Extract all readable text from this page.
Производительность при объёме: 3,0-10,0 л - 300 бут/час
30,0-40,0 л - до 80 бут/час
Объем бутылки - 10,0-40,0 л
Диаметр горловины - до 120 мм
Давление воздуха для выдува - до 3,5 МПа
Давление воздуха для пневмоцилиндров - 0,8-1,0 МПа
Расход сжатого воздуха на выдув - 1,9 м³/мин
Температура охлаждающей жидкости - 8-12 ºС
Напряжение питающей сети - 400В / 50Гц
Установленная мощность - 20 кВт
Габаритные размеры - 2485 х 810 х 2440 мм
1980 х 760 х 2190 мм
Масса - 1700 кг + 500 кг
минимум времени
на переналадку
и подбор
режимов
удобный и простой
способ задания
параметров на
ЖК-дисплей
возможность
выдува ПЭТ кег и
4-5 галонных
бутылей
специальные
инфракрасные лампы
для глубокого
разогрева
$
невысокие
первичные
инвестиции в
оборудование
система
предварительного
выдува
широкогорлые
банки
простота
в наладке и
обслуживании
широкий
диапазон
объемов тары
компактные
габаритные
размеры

● ● ● ●

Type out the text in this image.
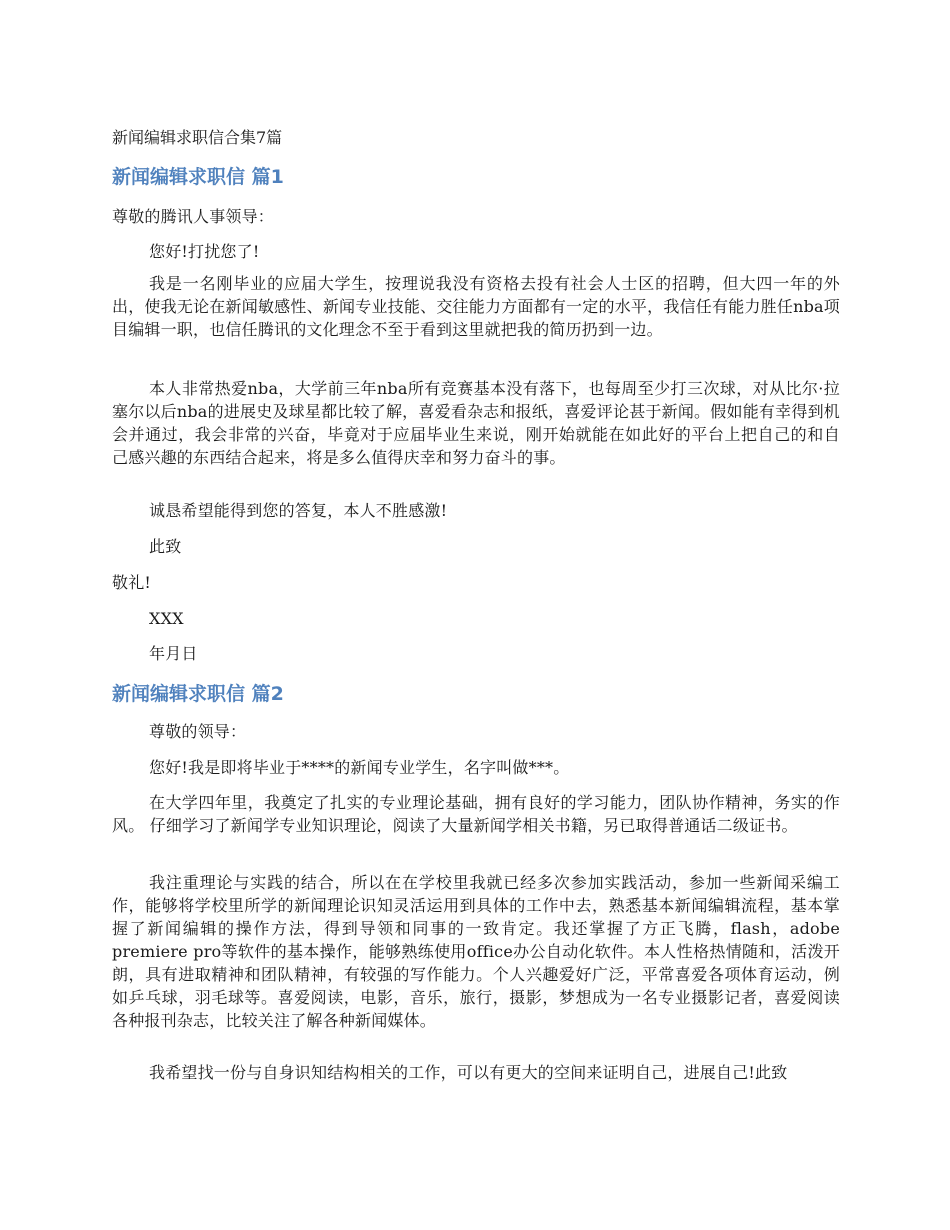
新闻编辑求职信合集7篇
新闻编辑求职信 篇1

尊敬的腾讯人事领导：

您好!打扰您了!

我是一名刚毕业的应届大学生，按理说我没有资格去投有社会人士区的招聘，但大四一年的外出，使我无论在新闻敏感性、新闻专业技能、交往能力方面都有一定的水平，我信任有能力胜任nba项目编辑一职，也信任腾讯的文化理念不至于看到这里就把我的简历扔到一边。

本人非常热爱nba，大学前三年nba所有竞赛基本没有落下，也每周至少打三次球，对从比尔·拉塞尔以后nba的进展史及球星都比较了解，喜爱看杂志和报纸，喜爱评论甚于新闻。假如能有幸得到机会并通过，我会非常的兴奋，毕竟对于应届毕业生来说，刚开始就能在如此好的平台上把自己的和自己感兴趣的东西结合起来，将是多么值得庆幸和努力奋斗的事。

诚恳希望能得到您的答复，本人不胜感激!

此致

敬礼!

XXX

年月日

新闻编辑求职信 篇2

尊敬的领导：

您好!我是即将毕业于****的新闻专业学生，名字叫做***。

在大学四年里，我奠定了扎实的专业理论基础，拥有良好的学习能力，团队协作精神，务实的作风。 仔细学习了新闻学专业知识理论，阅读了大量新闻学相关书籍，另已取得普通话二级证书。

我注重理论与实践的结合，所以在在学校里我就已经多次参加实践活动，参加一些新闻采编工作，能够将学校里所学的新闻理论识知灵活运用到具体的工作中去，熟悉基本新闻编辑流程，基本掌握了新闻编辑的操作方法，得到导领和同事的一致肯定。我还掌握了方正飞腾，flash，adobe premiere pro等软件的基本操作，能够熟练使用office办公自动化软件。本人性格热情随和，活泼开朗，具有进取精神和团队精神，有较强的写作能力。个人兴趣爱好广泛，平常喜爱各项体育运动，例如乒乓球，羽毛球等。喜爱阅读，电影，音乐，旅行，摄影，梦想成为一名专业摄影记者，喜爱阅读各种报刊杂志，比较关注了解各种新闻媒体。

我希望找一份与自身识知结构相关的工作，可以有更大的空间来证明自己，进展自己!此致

● ● ● ●

▶ **TASK REQUIREMENTS**:
List every line in the records above that contains the word "воздуха".

▶ **THE OUTPUT**:
Давление воздуха для выдува - до 3,5 МПа
Давление воздуха для пневмоцилиндров - 0,8-1,0 МПа
Расход сжатого воздуха на выдув - 1,9 м³/мин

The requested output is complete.